• [Stated goal]
Find and return each line containing "structure".

[Entries with figure data]
>>

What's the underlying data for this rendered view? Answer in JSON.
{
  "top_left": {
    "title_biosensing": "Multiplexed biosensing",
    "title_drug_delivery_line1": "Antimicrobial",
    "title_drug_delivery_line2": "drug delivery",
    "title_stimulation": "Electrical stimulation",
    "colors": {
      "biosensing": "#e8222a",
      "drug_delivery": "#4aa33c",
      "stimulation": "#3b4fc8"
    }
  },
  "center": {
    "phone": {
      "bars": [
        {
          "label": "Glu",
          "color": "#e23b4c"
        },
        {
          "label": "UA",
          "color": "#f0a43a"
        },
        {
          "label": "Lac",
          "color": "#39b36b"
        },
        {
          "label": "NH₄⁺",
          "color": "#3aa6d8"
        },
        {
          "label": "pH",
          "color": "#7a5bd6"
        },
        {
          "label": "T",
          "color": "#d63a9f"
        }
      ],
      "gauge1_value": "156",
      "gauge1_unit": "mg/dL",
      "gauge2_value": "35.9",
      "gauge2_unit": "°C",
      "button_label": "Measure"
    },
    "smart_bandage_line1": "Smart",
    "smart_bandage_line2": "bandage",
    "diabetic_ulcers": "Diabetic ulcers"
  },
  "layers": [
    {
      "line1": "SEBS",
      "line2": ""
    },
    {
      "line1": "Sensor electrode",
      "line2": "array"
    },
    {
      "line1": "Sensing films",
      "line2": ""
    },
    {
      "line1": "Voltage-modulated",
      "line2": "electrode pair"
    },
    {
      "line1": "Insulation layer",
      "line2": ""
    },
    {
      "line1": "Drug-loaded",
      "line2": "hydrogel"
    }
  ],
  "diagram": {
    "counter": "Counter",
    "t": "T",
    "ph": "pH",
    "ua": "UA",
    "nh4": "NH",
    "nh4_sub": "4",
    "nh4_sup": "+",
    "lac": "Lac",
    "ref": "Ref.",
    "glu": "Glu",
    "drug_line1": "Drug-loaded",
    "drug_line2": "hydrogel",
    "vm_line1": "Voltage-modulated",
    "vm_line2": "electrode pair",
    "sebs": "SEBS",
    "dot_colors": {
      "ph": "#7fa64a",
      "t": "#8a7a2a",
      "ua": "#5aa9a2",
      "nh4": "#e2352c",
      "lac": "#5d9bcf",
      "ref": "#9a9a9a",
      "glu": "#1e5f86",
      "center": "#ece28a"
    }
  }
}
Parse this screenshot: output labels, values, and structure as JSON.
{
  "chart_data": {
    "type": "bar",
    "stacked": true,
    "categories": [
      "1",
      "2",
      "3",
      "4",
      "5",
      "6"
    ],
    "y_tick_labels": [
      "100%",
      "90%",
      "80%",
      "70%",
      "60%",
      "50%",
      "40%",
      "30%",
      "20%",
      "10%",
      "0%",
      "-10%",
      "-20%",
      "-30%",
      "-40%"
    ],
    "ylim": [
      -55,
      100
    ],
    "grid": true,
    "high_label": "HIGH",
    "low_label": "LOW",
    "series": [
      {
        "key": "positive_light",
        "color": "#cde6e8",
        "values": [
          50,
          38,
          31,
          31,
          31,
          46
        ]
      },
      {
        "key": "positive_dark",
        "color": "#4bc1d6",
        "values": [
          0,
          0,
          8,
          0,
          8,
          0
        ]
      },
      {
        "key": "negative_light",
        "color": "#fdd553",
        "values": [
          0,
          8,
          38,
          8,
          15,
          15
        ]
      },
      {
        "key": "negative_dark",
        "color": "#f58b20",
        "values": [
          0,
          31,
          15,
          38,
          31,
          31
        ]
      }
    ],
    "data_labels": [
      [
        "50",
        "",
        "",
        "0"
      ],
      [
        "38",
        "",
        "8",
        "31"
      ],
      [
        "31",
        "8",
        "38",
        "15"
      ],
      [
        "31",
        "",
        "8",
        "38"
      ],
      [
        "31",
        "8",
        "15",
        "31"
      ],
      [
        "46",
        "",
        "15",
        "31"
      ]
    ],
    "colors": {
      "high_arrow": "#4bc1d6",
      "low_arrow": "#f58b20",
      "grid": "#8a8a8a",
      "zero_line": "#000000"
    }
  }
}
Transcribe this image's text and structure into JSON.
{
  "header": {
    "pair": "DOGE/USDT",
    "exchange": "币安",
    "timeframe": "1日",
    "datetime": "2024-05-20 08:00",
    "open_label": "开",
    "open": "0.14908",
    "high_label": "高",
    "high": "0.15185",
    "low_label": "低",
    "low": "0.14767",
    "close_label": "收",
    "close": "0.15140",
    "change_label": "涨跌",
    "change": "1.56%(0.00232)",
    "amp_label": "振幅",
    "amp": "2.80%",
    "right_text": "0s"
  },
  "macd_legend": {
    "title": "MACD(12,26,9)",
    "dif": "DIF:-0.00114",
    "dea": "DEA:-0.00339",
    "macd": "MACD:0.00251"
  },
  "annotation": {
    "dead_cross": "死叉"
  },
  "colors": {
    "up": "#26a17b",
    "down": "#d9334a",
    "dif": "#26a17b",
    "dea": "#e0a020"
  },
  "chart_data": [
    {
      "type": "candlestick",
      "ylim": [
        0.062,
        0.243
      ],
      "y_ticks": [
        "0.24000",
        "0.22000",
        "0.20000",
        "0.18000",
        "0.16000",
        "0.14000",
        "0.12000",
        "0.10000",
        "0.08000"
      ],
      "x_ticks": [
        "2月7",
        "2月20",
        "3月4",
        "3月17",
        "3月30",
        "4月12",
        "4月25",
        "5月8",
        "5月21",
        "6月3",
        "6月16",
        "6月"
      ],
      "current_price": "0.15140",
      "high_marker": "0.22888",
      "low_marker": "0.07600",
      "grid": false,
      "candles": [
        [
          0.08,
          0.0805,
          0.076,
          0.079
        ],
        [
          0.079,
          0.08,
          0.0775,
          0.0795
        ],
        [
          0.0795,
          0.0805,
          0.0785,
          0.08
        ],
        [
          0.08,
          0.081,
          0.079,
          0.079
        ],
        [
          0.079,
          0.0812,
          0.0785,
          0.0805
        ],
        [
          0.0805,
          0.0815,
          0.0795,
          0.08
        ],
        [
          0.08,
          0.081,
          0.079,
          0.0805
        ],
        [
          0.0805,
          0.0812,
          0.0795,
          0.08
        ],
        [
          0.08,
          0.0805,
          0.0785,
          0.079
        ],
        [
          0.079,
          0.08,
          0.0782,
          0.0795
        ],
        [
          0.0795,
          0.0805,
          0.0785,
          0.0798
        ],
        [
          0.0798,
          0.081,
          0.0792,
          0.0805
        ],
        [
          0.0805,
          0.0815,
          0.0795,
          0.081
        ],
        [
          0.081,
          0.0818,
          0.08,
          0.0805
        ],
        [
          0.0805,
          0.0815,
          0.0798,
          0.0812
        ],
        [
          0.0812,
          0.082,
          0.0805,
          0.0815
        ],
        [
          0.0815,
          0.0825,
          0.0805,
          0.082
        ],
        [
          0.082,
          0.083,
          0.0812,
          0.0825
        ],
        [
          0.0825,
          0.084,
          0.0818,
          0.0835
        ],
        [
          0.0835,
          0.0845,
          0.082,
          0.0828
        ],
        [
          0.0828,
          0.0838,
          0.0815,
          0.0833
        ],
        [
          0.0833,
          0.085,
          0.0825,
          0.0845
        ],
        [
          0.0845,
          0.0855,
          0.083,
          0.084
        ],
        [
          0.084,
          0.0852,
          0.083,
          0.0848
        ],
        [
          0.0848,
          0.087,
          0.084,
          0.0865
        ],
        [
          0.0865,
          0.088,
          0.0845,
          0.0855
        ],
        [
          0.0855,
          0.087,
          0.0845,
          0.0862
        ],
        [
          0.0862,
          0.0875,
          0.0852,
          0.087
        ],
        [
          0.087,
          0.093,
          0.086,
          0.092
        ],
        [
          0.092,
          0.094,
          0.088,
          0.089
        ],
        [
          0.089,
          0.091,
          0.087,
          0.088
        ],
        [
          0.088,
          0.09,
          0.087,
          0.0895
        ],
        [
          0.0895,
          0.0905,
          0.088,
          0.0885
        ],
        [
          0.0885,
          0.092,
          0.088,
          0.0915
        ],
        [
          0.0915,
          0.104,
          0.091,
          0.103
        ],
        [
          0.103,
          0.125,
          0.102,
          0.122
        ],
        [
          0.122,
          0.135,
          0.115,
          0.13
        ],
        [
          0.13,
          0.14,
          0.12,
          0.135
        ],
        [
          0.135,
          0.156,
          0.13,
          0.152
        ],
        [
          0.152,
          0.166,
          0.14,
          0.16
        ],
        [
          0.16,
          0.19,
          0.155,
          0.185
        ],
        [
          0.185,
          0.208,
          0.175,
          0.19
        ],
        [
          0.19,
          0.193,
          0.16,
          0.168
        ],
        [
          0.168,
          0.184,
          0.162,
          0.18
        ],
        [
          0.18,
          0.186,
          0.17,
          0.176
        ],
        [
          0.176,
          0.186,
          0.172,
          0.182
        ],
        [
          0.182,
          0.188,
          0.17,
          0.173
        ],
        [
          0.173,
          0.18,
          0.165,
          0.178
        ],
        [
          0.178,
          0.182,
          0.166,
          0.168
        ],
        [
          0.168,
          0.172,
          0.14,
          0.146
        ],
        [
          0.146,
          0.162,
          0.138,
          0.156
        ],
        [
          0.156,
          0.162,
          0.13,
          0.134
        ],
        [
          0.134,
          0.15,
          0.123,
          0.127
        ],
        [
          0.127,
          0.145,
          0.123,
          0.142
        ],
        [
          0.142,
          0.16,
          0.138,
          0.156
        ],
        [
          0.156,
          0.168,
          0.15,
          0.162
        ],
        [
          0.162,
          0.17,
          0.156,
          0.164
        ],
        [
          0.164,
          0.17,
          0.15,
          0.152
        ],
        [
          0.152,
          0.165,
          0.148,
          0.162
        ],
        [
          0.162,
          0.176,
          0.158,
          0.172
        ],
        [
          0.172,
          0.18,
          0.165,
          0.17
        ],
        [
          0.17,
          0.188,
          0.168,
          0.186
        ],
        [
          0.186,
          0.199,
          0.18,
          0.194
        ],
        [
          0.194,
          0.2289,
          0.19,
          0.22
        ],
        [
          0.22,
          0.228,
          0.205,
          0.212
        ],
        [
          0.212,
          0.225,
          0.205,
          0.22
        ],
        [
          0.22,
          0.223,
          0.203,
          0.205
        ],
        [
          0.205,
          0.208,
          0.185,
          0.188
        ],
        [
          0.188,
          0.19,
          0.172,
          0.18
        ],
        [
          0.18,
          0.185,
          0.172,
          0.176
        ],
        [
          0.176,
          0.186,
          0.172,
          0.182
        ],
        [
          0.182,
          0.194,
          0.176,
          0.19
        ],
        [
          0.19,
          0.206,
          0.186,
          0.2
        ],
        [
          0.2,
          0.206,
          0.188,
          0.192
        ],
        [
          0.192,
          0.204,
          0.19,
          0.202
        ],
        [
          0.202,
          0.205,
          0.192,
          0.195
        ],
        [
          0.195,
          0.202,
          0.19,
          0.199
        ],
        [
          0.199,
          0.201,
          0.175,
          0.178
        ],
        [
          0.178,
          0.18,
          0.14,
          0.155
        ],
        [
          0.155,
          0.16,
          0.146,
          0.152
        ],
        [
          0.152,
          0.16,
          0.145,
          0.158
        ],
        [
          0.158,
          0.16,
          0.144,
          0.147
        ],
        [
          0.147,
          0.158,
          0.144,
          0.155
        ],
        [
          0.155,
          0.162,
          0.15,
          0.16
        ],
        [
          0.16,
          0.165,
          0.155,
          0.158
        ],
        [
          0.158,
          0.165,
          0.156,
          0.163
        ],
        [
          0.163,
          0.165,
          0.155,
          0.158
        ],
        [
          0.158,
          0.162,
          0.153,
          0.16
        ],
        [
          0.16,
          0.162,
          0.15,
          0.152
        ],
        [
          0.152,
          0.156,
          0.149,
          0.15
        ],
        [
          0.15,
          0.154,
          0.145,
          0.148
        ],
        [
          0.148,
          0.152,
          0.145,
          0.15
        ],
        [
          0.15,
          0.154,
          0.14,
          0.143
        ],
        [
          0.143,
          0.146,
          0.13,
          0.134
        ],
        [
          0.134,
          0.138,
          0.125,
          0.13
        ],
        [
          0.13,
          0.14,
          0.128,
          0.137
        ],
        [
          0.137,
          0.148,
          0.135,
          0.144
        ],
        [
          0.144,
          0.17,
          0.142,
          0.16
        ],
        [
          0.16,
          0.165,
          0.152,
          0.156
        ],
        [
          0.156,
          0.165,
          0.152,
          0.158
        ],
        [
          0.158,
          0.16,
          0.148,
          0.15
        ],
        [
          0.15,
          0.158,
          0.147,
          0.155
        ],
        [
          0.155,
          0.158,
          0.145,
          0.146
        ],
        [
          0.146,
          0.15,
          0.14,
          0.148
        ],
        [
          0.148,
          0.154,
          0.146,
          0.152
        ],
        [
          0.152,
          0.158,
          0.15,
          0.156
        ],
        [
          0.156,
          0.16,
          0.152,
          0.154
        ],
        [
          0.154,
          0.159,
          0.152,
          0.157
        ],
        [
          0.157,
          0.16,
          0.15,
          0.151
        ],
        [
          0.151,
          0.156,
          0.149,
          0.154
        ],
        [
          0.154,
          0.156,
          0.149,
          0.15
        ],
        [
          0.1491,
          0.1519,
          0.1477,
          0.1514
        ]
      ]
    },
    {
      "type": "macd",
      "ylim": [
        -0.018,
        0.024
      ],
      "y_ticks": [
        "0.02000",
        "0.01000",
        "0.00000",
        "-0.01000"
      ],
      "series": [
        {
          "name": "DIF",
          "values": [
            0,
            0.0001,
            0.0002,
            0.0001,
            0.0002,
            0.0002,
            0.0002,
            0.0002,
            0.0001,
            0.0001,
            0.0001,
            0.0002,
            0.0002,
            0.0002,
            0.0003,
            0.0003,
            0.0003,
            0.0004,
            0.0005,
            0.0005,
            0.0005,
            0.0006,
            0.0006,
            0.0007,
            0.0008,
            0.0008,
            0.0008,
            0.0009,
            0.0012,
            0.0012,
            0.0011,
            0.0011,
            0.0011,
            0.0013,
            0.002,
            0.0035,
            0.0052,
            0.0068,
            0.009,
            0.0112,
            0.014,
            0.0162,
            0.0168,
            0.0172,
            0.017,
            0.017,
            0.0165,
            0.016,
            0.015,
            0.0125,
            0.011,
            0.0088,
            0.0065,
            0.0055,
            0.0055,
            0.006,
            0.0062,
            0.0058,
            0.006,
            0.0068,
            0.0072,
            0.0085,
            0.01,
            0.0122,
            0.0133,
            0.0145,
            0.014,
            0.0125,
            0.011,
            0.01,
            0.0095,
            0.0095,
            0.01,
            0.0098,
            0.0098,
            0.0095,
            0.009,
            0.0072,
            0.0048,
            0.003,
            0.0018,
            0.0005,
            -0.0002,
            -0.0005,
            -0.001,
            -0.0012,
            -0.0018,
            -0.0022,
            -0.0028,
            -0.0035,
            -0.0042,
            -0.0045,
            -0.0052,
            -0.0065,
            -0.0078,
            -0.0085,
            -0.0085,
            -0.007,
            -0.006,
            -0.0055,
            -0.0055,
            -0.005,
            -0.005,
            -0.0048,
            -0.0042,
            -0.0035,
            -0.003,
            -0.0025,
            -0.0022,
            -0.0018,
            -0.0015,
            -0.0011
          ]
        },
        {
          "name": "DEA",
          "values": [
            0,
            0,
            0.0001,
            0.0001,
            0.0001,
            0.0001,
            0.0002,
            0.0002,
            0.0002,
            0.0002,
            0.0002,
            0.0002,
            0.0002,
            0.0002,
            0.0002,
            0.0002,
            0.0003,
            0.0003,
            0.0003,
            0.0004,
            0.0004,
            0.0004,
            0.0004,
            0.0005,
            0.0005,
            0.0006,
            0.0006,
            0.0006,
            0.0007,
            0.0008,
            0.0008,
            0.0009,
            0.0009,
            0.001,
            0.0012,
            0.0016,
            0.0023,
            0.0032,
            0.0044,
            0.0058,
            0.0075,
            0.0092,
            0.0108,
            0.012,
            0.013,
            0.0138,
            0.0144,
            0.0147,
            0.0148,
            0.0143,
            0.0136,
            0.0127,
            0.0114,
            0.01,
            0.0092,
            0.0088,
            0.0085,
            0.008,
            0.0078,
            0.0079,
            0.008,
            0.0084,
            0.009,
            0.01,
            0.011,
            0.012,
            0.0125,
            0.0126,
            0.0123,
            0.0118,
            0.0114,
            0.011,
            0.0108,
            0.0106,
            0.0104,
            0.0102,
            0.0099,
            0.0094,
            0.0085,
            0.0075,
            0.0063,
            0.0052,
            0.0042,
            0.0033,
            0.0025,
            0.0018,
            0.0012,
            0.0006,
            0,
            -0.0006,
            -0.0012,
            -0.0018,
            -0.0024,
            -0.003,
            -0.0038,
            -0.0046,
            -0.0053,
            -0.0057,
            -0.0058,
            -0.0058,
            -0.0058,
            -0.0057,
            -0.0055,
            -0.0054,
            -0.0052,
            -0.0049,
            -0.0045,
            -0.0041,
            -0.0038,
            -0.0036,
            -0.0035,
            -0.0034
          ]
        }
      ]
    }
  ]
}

<<

• [Solution for this problem]
Parse this screenshot: output labels, values, and structure as JSON.
Transcribe this image's text and structure into JSON.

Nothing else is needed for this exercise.